Write out each entry again. Keep every word exactly as it is.

[Dataset items]
__________________________________________________

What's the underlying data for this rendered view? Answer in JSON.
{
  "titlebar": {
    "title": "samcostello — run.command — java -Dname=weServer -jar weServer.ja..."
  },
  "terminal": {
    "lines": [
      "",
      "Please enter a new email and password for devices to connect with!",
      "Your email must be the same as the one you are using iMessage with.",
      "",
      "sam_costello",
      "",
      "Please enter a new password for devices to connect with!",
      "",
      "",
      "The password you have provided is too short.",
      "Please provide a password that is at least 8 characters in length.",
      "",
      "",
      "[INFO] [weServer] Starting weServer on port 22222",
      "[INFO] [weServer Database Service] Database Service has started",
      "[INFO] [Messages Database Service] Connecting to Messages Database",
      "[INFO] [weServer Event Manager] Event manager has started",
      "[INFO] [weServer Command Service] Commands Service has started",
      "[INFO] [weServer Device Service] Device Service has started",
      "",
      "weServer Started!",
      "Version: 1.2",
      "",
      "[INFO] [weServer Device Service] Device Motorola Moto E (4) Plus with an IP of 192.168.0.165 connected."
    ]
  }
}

__________________________________________________

Exercise result:
What's the underlying data for this rendered view? Answer in JSON.
{
  "titlebar": {
    "title": "samcostello — run.command — java -Dname=weServer -jar weServer.ja..."
  },
  "terminal": {
    "lines": [
      "",
      "Please enter a new email and password for devices to connect with!",
      "Your email must be the same as the one you are using iMessage with.",
      "",
      "sam_costello",
      "",
      "Please enter a new password for devices to connect with!",
      "",
      "",
      "The password you have provided is too short.",
      "Please provide a password that is at least 8 characters in length.",
      "",
      "",
      "[INFO] [weServer] Starting weServer on port 22222",
      "[INFO] [weServer Database Service] Database Service has started",
      "[INFO] [Messages Database Service] Connecting to Messages Database",
      "[INFO] [weServer Event Manager] Event manager has started",
      "[INFO] [weServer Command Service] Commands Service has started",
      "[INFO] [weServer Device Service] Device Service has started",
      "",
      "weServer Started!",
      "Version: 1.2",
      "",
      "[INFO] [weServer Device Service] Device Motorola Moto E (4) Plus with an IP of 192.168.0.165 connected."
    ]
  }
}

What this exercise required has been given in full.